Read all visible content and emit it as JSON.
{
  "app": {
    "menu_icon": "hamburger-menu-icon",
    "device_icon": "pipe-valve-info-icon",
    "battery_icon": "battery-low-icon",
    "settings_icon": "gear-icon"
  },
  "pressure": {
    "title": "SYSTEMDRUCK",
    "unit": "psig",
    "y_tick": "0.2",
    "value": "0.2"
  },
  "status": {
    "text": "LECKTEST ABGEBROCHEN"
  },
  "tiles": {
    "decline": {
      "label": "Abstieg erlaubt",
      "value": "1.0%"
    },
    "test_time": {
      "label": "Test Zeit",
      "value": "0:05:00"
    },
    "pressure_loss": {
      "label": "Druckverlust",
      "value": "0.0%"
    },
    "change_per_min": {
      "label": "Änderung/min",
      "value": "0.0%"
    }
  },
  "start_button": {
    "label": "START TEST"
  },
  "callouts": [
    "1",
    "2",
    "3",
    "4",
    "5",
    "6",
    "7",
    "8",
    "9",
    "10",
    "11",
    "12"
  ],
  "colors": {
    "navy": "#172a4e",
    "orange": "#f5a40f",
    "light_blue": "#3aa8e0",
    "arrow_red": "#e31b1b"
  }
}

++++

[THE TASK] State how many lines above include the word "icon", and nothing more.

[TASK OUTPUT] 4